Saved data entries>
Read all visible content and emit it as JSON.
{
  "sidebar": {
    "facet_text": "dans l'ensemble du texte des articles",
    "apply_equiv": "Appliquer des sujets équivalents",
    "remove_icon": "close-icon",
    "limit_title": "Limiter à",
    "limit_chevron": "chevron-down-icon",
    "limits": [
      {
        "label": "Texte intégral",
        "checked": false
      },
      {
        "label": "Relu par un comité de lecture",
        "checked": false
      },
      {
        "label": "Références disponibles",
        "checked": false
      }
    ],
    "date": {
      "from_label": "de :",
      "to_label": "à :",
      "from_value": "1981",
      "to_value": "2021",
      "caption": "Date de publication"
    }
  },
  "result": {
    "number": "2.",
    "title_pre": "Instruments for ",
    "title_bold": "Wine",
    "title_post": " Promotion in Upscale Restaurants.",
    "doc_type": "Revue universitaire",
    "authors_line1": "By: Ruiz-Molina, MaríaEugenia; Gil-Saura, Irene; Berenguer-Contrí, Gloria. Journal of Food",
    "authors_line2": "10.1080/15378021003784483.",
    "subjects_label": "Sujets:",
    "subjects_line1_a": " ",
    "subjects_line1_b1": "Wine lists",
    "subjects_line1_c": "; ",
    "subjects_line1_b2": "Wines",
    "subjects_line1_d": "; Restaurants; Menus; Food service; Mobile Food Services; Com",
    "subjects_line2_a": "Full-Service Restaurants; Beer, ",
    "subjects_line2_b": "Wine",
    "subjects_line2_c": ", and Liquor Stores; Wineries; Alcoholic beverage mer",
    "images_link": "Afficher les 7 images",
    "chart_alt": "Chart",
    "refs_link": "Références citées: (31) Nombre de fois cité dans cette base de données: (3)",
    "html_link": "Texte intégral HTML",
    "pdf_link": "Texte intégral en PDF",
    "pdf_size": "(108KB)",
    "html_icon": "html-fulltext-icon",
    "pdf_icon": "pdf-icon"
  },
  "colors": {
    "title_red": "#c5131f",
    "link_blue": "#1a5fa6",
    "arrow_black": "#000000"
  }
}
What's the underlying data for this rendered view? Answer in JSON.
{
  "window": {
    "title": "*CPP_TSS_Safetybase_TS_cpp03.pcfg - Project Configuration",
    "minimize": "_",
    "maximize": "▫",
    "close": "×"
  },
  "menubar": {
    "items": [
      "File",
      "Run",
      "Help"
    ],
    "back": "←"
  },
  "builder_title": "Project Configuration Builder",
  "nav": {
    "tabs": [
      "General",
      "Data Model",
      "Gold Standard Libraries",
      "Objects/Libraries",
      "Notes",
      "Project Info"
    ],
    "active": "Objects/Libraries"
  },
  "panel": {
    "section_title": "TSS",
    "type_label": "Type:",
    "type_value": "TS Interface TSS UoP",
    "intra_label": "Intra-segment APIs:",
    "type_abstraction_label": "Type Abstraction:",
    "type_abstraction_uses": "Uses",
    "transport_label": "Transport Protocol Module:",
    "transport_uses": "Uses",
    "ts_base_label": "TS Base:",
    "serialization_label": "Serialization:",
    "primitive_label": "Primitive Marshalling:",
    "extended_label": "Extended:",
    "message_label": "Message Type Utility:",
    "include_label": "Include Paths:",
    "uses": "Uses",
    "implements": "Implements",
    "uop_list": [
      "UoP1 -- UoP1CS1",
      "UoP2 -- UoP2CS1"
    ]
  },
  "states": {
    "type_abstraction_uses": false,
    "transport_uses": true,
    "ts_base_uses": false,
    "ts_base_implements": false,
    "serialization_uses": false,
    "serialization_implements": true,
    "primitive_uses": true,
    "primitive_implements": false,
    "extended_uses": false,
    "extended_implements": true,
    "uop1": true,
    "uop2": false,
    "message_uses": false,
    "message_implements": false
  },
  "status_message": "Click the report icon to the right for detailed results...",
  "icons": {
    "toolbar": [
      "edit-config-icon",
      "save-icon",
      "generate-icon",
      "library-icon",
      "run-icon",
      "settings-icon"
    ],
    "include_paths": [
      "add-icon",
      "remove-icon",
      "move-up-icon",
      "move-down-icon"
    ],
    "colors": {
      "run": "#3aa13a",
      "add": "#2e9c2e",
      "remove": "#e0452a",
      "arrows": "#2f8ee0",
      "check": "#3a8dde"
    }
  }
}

Given exercise> Reproduce the data, keeping every line exactly the same.

Response to this task>
Read all visible content and emit it as JSON.
{
  "sidebar": {
    "facet_text": "dans l'ensemble du texte des articles",
    "apply_equiv": "Appliquer des sujets équivalents",
    "remove_icon": "close-icon",
    "limit_title": "Limiter à",
    "limit_chevron": "chevron-down-icon",
    "limits": [
      {
        "label": "Texte intégral",
        "checked": false
      },
      {
        "label": "Relu par un comité de lecture",
        "checked": false
      },
      {
        "label": "Références disponibles",
        "checked": false
      }
    ],
    "date": {
      "from_label": "de :",
      "to_label": "à :",
      "from_value": "1981",
      "to_value": "2021",
      "caption": "Date de publication"
    }
  },
  "result": {
    "number": "2.",
    "title_pre": "Instruments for ",
    "title_bold": "Wine",
    "title_post": " Promotion in Upscale Restaurants.",
    "doc_type": "Revue universitaire",
    "authors_line1": "By: Ruiz-Molina, MaríaEugenia; Gil-Saura, Irene; Berenguer-Contrí, Gloria. Journal of Food",
    "authors_line2": "10.1080/15378021003784483.",
    "subjects_label": "Sujets:",
    "subjects_line1_a": " ",
    "subjects_line1_b1": "Wine lists",
    "subjects_line1_c": "; ",
    "subjects_line1_b2": "Wines",
    "subjects_line1_d": "; Restaurants; Menus; Food service; Mobile Food Services; Com",
    "subjects_line2_a": "Full-Service Restaurants; Beer, ",
    "subjects_line2_b": "Wine",
    "subjects_line2_c": ", and Liquor Stores; Wineries; Alcoholic beverage mer",
    "images_link": "Afficher les 7 images",
    "chart_alt": "Chart",
    "refs_link": "Références citées: (31) Nombre de fois cité dans cette base de données: (3)",
    "html_link": "Texte intégral HTML",
    "pdf_link": "Texte intégral en PDF",
    "pdf_size": "(108KB)",
    "html_icon": "html-fulltext-icon",
    "pdf_icon": "pdf-icon"
  },
  "colors": {
    "title_red": "#c5131f",
    "link_blue": "#1a5fa6",
    "arrow_black": "#000000"
  }
}
What's the underlying data for this rendered view? Answer in JSON.
{
  "window": {
    "title": "*CPP_TSS_Safetybase_TS_cpp03.pcfg - Project Configuration",
    "minimize": "_",
    "maximize": "▫",
    "close": "×"
  },
  "menubar": {
    "items": [
      "File",
      "Run",
      "Help"
    ],
    "back": "←"
  },
  "builder_title": "Project Configuration Builder",
  "nav": {
    "tabs": [
      "General",
      "Data Model",
      "Gold Standard Libraries",
      "Objects/Libraries",
      "Notes",
      "Project Info"
    ],
    "active": "Objects/Libraries"
  },
  "panel": {
    "section_title": "TSS",
    "type_label": "Type:",
    "type_value": "TS Interface TSS UoP",
    "intra_label": "Intra-segment APIs:",
    "type_abstraction_label": "Type Abstraction:",
    "type_abstraction_uses": "Uses",
    "transport_label": "Transport Protocol Module:",
    "transport_uses": "Uses",
    "ts_base_label": "TS Base:",
    "serialization_label": "Serialization:",
    "primitive_label": "Primitive Marshalling:",
    "extended_label": "Extended:",
    "message_label": "Message Type Utility:",
    "include_label": "Include Paths:",
    "uses": "Uses",
    "implements": "Implements",
    "uop_list": [
      "UoP1 -- UoP1CS1",
      "UoP2 -- UoP2CS1"
    ]
  },
  "states": {
    "type_abstraction_uses": false,
    "transport_uses": true,
    "ts_base_uses": false,
    "ts_base_implements": false,
    "serialization_uses": false,
    "serialization_implements": true,
    "primitive_uses": true,
    "primitive_implements": false,
    "extended_uses": false,
    "extended_implements": true,
    "uop1": true,
    "uop2": false,
    "message_uses": false,
    "message_implements": false
  },
  "status_message": "Click the report icon to the right for detailed results...",
  "icons": {
    "toolbar": [
      "edit-config-icon",
      "save-icon",
      "generate-icon",
      "library-icon",
      "run-icon",
      "settings-icon"
    ],
    "include_paths": [
      "add-icon",
      "remove-icon",
      "move-up-icon",
      "move-down-icon"
    ],
    "colors": {
      "run": "#3aa13a",
      "add": "#2e9c2e",
      "remove": "#e0452a",
      "arrows": "#2f8ee0",
      "check": "#3a8dde"
    }
  }
}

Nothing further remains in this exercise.